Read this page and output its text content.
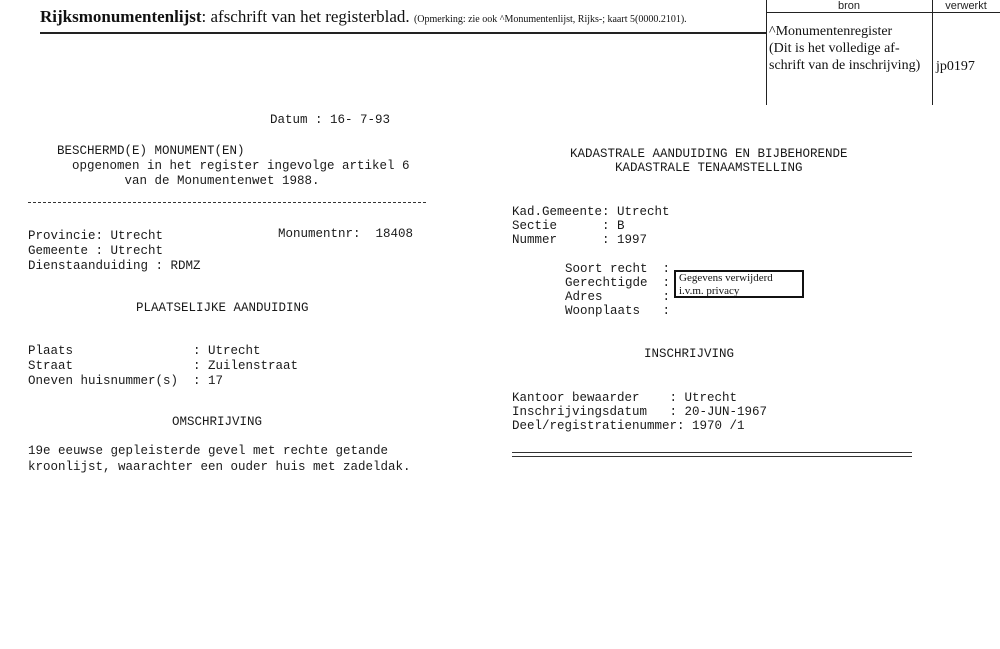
Rijksmonumentenlijst: afschrift van het registerblad. (Opmerking: zie ook ^Monumentenlijst, Rijks-; kaart 5(0000.2101).
bron	verwerkt
^Monumentenregister
(Dit is het volledige af-
schrift van de inschrijving) jp0197
Datum : 16- 7-93
BESCHERMD(E) MONUMENT(EN)
opgenomen in het register ingevolge artikel 6
van de Monumentenwet 1988.
Provincie: Utrecht	Monumentnr:  18408
Gemeente : Utrecht
Dienstaanduiding : RDMZ
PLAATSELIJKE AANDUIDING
Plaats                : Utrecht
Straat                : Zuilenstraat
Oneven huisnummer(s)  : 17
OMSCHRIJVING
19e eeuwse gepleisterde gevel met rechte getande
kroonlijst, waarachter een ouder huis met zadeldak.
KADASTRALE AANDUIDING EN BIJBEHORENDE
KADASTRALE TENAAMSTELLING
Kad.Gemeente: Utrecht
Sectie      : B
Nummer      : 1997
Soort recht  :
Gerechtigde  :
Adres        :
Woonplaats   :
Gegevens verwijderd i.v.m. privacy
INSCHRIJVING
Kantoor bewaarder    : Utrecht
Inschrijvingsdatum   : 20-JUN-1967
Deel/registratienummer: 1970 /1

▶ _Try it_
Reproduce every line from the entries that holds the word "KADASTRALE".

▶ _Answer box_
KADASTRALE AANDUIDING EN BIJBEHORENDE
KADASTRALE TENAAMSTELLING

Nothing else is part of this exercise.